── Data for this exercise ──
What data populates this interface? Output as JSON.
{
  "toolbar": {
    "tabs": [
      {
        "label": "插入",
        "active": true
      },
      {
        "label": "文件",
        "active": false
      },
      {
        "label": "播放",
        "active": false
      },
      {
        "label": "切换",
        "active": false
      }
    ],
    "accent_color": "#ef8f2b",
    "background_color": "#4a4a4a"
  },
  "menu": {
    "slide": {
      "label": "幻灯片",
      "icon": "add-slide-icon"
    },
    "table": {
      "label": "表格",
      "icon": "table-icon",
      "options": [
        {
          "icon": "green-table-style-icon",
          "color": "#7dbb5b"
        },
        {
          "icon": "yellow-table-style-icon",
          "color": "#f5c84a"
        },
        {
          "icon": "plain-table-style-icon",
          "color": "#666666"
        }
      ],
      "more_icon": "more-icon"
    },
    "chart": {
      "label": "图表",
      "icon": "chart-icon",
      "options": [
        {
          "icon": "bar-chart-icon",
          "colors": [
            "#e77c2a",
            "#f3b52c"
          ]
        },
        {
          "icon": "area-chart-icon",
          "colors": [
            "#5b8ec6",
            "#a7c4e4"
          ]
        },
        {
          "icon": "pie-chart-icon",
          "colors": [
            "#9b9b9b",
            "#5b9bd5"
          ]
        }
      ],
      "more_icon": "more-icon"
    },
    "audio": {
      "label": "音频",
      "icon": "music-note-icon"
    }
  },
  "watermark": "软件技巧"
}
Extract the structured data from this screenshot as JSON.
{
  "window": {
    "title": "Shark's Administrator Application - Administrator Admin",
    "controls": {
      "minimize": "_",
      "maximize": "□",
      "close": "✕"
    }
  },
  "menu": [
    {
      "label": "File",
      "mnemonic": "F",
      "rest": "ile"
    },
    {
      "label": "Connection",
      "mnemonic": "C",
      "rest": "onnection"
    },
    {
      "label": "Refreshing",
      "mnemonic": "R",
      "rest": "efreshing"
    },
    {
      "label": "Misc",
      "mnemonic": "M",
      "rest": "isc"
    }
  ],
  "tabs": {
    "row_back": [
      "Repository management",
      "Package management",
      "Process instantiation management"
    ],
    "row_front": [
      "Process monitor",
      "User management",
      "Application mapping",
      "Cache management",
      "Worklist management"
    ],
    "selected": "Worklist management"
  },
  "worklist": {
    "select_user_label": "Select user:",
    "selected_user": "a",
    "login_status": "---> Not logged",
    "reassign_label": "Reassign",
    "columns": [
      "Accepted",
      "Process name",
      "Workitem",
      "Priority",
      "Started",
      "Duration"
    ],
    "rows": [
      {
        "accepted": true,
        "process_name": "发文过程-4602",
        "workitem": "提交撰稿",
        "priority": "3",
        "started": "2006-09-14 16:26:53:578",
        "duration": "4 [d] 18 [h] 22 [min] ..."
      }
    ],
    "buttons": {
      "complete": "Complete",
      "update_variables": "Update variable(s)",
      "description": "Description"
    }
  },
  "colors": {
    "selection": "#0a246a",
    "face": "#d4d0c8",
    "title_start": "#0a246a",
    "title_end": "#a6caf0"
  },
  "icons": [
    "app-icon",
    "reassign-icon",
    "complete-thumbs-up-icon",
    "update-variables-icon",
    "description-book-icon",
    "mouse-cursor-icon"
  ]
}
───
From the first line to the last, please quote the material above exactly.

What data populates this interface? Output as JSON.
{
  "toolbar": {
    "tabs": [
      {
        "label": "插入",
        "active": true
      },
      {
        "label": "文件",
        "active": false
      },
      {
        "label": "播放",
        "active": false
      },
      {
        "label": "切换",
        "active": false
      }
    ],
    "accent_color": "#ef8f2b",
    "background_color": "#4a4a4a"
  },
  "menu": {
    "slide": {
      "label": "幻灯片",
      "icon": "add-slide-icon"
    },
    "table": {
      "label": "表格",
      "icon": "table-icon",
      "options": [
        {
          "icon": "green-table-style-icon",
          "color": "#7dbb5b"
        },
        {
          "icon": "yellow-table-style-icon",
          "color": "#f5c84a"
        },
        {
          "icon": "plain-table-style-icon",
          "color": "#666666"
        }
      ],
      "more_icon": "more-icon"
    },
    "chart": {
      "label": "图表",
      "icon": "chart-icon",
      "options": [
        {
          "icon": "bar-chart-icon",
          "colors": [
            "#e77c2a",
            "#f3b52c"
          ]
        },
        {
          "icon": "area-chart-icon",
          "colors": [
            "#5b8ec6",
            "#a7c4e4"
          ]
        },
        {
          "icon": "pie-chart-icon",
          "colors": [
            "#9b9b9b",
            "#5b9bd5"
          ]
        }
      ],
      "more_icon": "more-icon"
    },
    "audio": {
      "label": "音频",
      "icon": "music-note-icon"
    }
  },
  "watermark": "软件技巧"
}
Extract the structured data from this screenshot as JSON.
{
  "window": {
    "title": "Shark's Administrator Application - Administrator Admin",
    "controls": {
      "minimize": "_",
      "maximize": "□",
      "close": "✕"
    }
  },
  "menu": [
    {
      "label": "File",
      "mnemonic": "F",
      "rest": "ile"
    },
    {
      "label": "Connection",
      "mnemonic": "C",
      "rest": "onnection"
    },
    {
      "label": "Refreshing",
      "mnemonic": "R",
      "rest": "efreshing"
    },
    {
      "label": "Misc",
      "mnemonic": "M",
      "rest": "isc"
    }
  ],
  "tabs": {
    "row_back": [
      "Repository management",
      "Package management",
      "Process instantiation management"
    ],
    "row_front": [
      "Process monitor",
      "User management",
      "Application mapping",
      "Cache management",
      "Worklist management"
    ],
    "selected": "Worklist management"
  },
  "worklist": {
    "select_user_label": "Select user:",
    "selected_user": "a",
    "login_status": "---> Not logged",
    "reassign_label": "Reassign",
    "columns": [
      "Accepted",
      "Process name",
      "Workitem",
      "Priority",
      "Started",
      "Duration"
    ],
    "rows": [
      {
        "accepted": true,
        "process_name": "发文过程-4602",
        "workitem": "提交撰稿",
        "priority": "3",
        "started": "2006-09-14 16:26:53:578",
        "duration": "4 [d] 18 [h] 22 [min] ..."
      }
    ],
    "buttons": {
      "complete": "Complete",
      "update_variables": "Update variable(s)",
      "description": "Description"
    }
  },
  "colors": {
    "selection": "#0a246a",
    "face": "#d4d0c8",
    "title_start": "#0a246a",
    "title_end": "#a6caf0"
  },
  "icons": [
    "app-icon",
    "reassign-icon",
    "complete-thumbs-up-icon",
    "update-variables-icon",
    "description-book-icon",
    "mouse-cursor-icon"
  ]
}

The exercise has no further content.